» WHAT YOU HAVE TO DO
Without skipping anything, write out each record below exactly.

(Extracted records)
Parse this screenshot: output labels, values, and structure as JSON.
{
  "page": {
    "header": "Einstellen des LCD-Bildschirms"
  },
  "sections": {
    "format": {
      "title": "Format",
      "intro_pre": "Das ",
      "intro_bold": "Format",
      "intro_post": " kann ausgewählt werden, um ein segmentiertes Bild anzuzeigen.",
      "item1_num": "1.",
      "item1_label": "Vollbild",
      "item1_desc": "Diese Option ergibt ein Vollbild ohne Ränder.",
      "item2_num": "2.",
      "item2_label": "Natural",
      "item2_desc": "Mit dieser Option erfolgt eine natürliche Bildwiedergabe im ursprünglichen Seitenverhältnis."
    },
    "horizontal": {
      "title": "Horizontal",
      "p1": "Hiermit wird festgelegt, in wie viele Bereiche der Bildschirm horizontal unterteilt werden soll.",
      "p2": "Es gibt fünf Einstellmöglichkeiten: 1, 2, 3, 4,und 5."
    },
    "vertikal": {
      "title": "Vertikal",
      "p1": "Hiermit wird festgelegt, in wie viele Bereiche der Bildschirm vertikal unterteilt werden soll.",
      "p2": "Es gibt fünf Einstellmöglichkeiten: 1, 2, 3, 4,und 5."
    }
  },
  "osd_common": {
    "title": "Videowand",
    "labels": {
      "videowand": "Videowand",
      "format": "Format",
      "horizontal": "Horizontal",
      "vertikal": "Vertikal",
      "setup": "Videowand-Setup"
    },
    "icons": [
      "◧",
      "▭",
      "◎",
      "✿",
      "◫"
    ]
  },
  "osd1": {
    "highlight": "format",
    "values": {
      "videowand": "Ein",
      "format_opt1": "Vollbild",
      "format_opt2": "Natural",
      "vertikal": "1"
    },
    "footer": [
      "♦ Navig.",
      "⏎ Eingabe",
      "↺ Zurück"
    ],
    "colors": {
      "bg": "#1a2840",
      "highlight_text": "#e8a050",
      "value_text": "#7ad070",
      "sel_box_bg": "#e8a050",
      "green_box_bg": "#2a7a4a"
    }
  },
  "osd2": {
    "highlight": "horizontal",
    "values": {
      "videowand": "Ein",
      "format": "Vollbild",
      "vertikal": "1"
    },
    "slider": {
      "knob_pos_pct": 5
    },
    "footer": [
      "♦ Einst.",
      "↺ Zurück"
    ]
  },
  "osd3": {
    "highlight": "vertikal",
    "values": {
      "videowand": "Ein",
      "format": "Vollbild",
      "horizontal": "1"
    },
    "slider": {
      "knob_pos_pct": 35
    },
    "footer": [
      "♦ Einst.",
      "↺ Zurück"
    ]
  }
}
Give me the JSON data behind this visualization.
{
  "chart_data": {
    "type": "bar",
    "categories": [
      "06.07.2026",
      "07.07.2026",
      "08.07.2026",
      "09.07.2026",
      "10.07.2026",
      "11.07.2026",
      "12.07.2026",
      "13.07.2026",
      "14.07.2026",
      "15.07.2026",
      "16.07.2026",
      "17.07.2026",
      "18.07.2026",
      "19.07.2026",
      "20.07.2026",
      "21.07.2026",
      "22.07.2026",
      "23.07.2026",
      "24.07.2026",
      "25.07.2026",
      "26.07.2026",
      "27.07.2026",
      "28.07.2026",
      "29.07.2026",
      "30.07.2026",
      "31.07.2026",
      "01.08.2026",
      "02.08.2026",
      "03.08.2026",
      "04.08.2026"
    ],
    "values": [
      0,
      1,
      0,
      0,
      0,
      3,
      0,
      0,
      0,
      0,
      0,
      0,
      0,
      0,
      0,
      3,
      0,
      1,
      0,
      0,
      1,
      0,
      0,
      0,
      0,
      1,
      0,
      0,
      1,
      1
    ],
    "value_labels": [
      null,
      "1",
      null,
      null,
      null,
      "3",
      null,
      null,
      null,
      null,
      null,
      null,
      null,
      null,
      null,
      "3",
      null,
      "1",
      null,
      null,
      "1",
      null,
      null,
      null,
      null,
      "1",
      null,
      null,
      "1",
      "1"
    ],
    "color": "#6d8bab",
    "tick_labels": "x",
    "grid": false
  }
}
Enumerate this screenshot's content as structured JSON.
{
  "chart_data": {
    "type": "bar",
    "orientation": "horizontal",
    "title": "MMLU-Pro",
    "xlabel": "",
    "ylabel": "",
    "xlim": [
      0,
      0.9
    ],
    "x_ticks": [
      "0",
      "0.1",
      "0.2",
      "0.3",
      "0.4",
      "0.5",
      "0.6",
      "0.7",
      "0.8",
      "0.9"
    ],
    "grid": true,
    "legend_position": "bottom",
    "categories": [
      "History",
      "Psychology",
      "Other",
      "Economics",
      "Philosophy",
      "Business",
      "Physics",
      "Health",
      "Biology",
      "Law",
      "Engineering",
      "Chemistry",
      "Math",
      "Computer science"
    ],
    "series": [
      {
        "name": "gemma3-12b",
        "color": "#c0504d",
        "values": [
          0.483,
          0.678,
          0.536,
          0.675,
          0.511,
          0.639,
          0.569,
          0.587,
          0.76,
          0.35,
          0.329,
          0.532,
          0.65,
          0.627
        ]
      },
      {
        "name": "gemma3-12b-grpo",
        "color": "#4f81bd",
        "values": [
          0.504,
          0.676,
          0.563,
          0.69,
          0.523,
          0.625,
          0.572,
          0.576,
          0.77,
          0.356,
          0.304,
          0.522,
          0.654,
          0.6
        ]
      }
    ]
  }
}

» TASK RESULT
Parse this screenshot: output labels, values, and structure as JSON.
{
  "page": {
    "header": "Einstellen des LCD-Bildschirms"
  },
  "sections": {
    "format": {
      "title": "Format",
      "intro_pre": "Das ",
      "intro_bold": "Format",
      "intro_post": " kann ausgewählt werden, um ein segmentiertes Bild anzuzeigen.",
      "item1_num": "1.",
      "item1_label": "Vollbild",
      "item1_desc": "Diese Option ergibt ein Vollbild ohne Ränder.",
      "item2_num": "2.",
      "item2_label": "Natural",
      "item2_desc": "Mit dieser Option erfolgt eine natürliche Bildwiedergabe im ursprünglichen Seitenverhältnis."
    },
    "horizontal": {
      "title": "Horizontal",
      "p1": "Hiermit wird festgelegt, in wie viele Bereiche der Bildschirm horizontal unterteilt werden soll.",
      "p2": "Es gibt fünf Einstellmöglichkeiten: 1, 2, 3, 4,und 5."
    },
    "vertikal": {
      "title": "Vertikal",
      "p1": "Hiermit wird festgelegt, in wie viele Bereiche der Bildschirm vertikal unterteilt werden soll.",
      "p2": "Es gibt fünf Einstellmöglichkeiten: 1, 2, 3, 4,und 5."
    }
  },
  "osd_common": {
    "title": "Videowand",
    "labels": {
      "videowand": "Videowand",
      "format": "Format",
      "horizontal": "Horizontal",
      "vertikal": "Vertikal",
      "setup": "Videowand-Setup"
    },
    "icons": [
      "◧",
      "▭",
      "◎",
      "✿",
      "◫"
    ]
  },
  "osd1": {
    "highlight": "format",
    "values": {
      "videowand": "Ein",
      "format_opt1": "Vollbild",
      "format_opt2": "Natural",
      "vertikal": "1"
    },
    "footer": [
      "♦ Navig.",
      "⏎ Eingabe",
      "↺ Zurück"
    ],
    "colors": {
      "bg": "#1a2840",
      "highlight_text": "#e8a050",
      "value_text": "#7ad070",
      "sel_box_bg": "#e8a050",
      "green_box_bg": "#2a7a4a"
    }
  },
  "osd2": {
    "highlight": "horizontal",
    "values": {
      "videowand": "Ein",
      "format": "Vollbild",
      "vertikal": "1"
    },
    "slider": {
      "knob_pos_pct": 5
    },
    "footer": [
      "♦ Einst.",
      "↺ Zurück"
    ]
  },
  "osd3": {
    "highlight": "vertikal",
    "values": {
      "videowand": "Ein",
      "format": "Vollbild",
      "horizontal": "1"
    },
    "slider": {
      "knob_pos_pct": 35
    },
    "footer": [
      "♦ Einst.",
      "↺ Zurück"
    ]
  }
}
Give me the JSON data behind this visualization.
{
  "chart_data": {
    "type": "bar",
    "categories": [
      "06.07.2026",
      "07.07.2026",
      "08.07.2026",
      "09.07.2026",
      "10.07.2026",
      "11.07.2026",
      "12.07.2026",
      "13.07.2026",
      "14.07.2026",
      "15.07.2026",
      "16.07.2026",
      "17.07.2026",
      "18.07.2026",
      "19.07.2026",
      "20.07.2026",
      "21.07.2026",
      "22.07.2026",
      "23.07.2026",
      "24.07.2026",
      "25.07.2026",
      "26.07.2026",
      "27.07.2026",
      "28.07.2026",
      "29.07.2026",
      "30.07.2026",
      "31.07.2026",
      "01.08.2026",
      "02.08.2026",
      "03.08.2026",
      "04.08.2026"
    ],
    "values": [
      0,
      1,
      0,
      0,
      0,
      3,
      0,
      0,
      0,
      0,
      0,
      0,
      0,
      0,
      0,
      3,
      0,
      1,
      0,
      0,
      1,
      0,
      0,
      0,
      0,
      1,
      0,
      0,
      1,
      1
    ],
    "value_labels": [
      null,
      "1",
      null,
      null,
      null,
      "3",
      null,
      null,
      null,
      null,
      null,
      null,
      null,
      null,
      null,
      "3",
      null,
      "1",
      null,
      null,
      "1",
      null,
      null,
      null,
      null,
      "1",
      null,
      null,
      "1",
      "1"
    ],
    "color": "#6d8bab",
    "tick_labels": "x",
    "grid": false
  }
}
Enumerate this screenshot's content as structured JSON.
{
  "chart_data": {
    "type": "bar",
    "orientation": "horizontal",
    "title": "MMLU-Pro",
    "xlabel": "",
    "ylabel": "",
    "xlim": [
      0,
      0.9
    ],
    "x_ticks": [
      "0",
      "0.1",
      "0.2",
      "0.3",
      "0.4",
      "0.5",
      "0.6",
      "0.7",
      "0.8",
      "0.9"
    ],
    "grid": true,
    "legend_position": "bottom",
    "categories": [
      "History",
      "Psychology",
      "Other",
      "Economics",
      "Philosophy",
      "Business",
      "Physics",
      "Health",
      "Biology",
      "Law",
      "Engineering",
      "Chemistry",
      "Math",
      "Computer science"
    ],
    "series": [
      {
        "name": "gemma3-12b",
        "color": "#c0504d",
        "values": [
          0.483,
          0.678,
          0.536,
          0.675,
          0.511,
          0.639,
          0.569,
          0.587,
          0.76,
          0.35,
          0.329,
          0.532,
          0.65,
          0.627
        ]
      },
      {
        "name": "gemma3-12b-grpo",
        "color": "#4f81bd",
        "values": [
          0.504,
          0.676,
          0.563,
          0.69,
          0.523,
          0.625,
          0.572,
          0.576,
          0.77,
          0.356,
          0.304,
          0.522,
          0.654,
          0.6
        ]
      }
    ]
  }
}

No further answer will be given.